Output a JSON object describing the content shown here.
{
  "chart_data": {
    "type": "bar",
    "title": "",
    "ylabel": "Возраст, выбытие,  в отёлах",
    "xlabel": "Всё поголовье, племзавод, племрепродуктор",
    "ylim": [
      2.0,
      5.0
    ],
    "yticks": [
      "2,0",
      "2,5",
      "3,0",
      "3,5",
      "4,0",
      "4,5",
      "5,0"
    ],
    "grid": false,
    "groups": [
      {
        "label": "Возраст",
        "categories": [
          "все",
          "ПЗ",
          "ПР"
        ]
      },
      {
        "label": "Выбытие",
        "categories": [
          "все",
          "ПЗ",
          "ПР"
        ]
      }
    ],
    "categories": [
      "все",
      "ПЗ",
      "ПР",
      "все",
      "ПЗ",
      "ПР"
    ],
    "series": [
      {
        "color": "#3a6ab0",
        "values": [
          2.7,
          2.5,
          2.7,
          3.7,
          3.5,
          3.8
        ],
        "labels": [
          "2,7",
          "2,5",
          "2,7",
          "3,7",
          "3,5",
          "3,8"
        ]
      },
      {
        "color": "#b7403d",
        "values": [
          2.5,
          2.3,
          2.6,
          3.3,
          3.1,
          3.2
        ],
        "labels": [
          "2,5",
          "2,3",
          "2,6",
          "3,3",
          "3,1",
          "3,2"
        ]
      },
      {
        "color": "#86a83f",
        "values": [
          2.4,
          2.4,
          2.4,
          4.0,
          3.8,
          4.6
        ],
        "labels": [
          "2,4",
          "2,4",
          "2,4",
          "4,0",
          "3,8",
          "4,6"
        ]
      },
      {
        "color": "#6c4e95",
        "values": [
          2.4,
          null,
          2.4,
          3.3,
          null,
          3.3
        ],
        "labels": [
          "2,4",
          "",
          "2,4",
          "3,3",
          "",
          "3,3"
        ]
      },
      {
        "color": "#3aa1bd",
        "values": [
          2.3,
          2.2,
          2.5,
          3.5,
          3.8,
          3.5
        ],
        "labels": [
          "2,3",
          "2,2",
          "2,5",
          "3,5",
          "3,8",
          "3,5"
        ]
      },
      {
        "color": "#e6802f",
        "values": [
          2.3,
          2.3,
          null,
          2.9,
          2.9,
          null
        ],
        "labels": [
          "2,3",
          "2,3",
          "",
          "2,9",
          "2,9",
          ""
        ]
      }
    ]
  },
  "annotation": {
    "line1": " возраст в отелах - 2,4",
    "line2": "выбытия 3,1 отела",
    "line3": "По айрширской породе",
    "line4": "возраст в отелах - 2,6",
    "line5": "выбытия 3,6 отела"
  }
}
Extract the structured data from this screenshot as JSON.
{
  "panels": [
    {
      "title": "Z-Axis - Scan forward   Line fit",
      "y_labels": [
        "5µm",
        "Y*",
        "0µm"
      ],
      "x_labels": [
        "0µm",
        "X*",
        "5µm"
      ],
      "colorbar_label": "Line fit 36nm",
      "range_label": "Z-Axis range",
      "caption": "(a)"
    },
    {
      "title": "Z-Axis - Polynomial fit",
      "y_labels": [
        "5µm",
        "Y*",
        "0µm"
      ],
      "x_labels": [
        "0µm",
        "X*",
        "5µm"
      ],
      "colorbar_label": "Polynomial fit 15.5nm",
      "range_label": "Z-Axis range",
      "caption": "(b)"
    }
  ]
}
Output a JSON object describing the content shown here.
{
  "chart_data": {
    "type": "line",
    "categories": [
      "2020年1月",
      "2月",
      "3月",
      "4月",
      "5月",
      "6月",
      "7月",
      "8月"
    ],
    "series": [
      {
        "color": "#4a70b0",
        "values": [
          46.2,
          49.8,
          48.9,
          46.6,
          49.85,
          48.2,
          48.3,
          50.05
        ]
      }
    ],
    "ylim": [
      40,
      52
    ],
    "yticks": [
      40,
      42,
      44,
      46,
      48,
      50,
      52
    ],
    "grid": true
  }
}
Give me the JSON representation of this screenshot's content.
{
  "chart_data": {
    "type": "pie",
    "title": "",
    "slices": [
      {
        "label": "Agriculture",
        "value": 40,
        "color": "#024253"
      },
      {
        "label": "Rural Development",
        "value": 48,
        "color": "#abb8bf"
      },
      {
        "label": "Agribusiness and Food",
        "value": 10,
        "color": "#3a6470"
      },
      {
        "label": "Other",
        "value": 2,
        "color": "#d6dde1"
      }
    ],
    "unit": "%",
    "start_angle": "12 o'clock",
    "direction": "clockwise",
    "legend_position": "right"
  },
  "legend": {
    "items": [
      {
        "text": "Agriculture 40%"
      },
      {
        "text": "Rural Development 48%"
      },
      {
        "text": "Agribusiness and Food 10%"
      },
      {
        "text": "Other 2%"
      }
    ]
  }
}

• • •

== What is being asked ==
Would you write down every record again, exactly?

== Output below ==
Output a JSON object describing the content shown here.
{
  "chart_data": {
    "type": "bar",
    "title": "",
    "ylabel": "Возраст, выбытие,  в отёлах",
    "xlabel": "Всё поголовье, племзавод, племрепродуктор",
    "ylim": [
      2.0,
      5.0
    ],
    "yticks": [
      "2,0",
      "2,5",
      "3,0",
      "3,5",
      "4,0",
      "4,5",
      "5,0"
    ],
    "grid": false,
    "groups": [
      {
        "label": "Возраст",
        "categories": [
          "все",
          "ПЗ",
          "ПР"
        ]
      },
      {
        "label": "Выбытие",
        "categories": [
          "все",
          "ПЗ",
          "ПР"
        ]
      }
    ],
    "categories": [
      "все",
      "ПЗ",
      "ПР",
      "все",
      "ПЗ",
      "ПР"
    ],
    "series": [
      {
        "color": "#3a6ab0",
        "values": [
          2.7,
          2.5,
          2.7,
          3.7,
          3.5,
          3.8
        ],
        "labels": [
          "2,7",
          "2,5",
          "2,7",
          "3,7",
          "3,5",
          "3,8"
        ]
      },
      {
        "color": "#b7403d",
        "values": [
          2.5,
          2.3,
          2.6,
          3.3,
          3.1,
          3.2
        ],
        "labels": [
          "2,5",
          "2,3",
          "2,6",
          "3,3",
          "3,1",
          "3,2"
        ]
      },
      {
        "color": "#86a83f",
        "values": [
          2.4,
          2.4,
          2.4,
          4.0,
          3.8,
          4.6
        ],
        "labels": [
          "2,4",
          "2,4",
          "2,4",
          "4,0",
          "3,8",
          "4,6"
        ]
      },
      {
        "color": "#6c4e95",
        "values": [
          2.4,
          null,
          2.4,
          3.3,
          null,
          3.3
        ],
        "labels": [
          "2,4",
          "",
          "2,4",
          "3,3",
          "",
          "3,3"
        ]
      },
      {
        "color": "#3aa1bd",
        "values": [
          2.3,
          2.2,
          2.5,
          3.5,
          3.8,
          3.5
        ],
        "labels": [
          "2,3",
          "2,2",
          "2,5",
          "3,5",
          "3,8",
          "3,5"
        ]
      },
      {
        "color": "#e6802f",
        "values": [
          2.3,
          2.3,
          null,
          2.9,
          2.9,
          null
        ],
        "labels": [
          "2,3",
          "2,3",
          "",
          "2,9",
          "2,9",
          ""
        ]
      }
    ]
  },
  "annotation": {
    "line1": " возраст в отелах - 2,4",
    "line2": "выбытия 3,1 отела",
    "line3": "По айрширской породе",
    "line4": "возраст в отелах - 2,6",
    "line5": "выбытия 3,6 отела"
  }
}
Extract the structured data from this screenshot as JSON.
{
  "panels": [
    {
      "title": "Z-Axis - Scan forward   Line fit",
      "y_labels": [
        "5µm",
        "Y*",
        "0µm"
      ],
      "x_labels": [
        "0µm",
        "X*",
        "5µm"
      ],
      "colorbar_label": "Line fit 36nm",
      "range_label": "Z-Axis range",
      "caption": "(a)"
    },
    {
      "title": "Z-Axis - Polynomial fit",
      "y_labels": [
        "5µm",
        "Y*",
        "0µm"
      ],
      "x_labels": [
        "0µm",
        "X*",
        "5µm"
      ],
      "colorbar_label": "Polynomial fit 15.5nm",
      "range_label": "Z-Axis range",
      "caption": "(b)"
    }
  ]
}
Output a JSON object describing the content shown here.
{
  "chart_data": {
    "type": "line",
    "categories": [
      "2020年1月",
      "2月",
      "3月",
      "4月",
      "5月",
      "6月",
      "7月",
      "8月"
    ],
    "series": [
      {
        "color": "#4a70b0",
        "values": [
          46.2,
          49.8,
          48.9,
          46.6,
          49.85,
          48.2,
          48.3,
          50.05
        ]
      }
    ],
    "ylim": [
      40,
      52
    ],
    "yticks": [
      40,
      42,
      44,
      46,
      48,
      50,
      52
    ],
    "grid": true
  }
}
Give me the JSON representation of this screenshot's content.
{
  "chart_data": {
    "type": "pie",
    "title": "",
    "slices": [
      {
        "label": "Agriculture",
        "value": 40,
        "color": "#024253"
      },
      {
        "label": "Rural Development",
        "value": 48,
        "color": "#abb8bf"
      },
      {
        "label": "Agribusiness and Food",
        "value": 10,
        "color": "#3a6470"
      },
      {
        "label": "Other",
        "value": 2,
        "color": "#d6dde1"
      }
    ],
    "unit": "%",
    "start_angle": "12 o'clock",
    "direction": "clockwise",
    "legend_position": "right"
  },
  "legend": {
    "items": [
      {
        "text": "Agriculture 40%"
      },
      {
        "text": "Rural Development 48%"
      },
      {
        "text": "Agribusiness and Food 10%"
      },
      {
        "text": "Other 2%"
      }
    ]
  }
}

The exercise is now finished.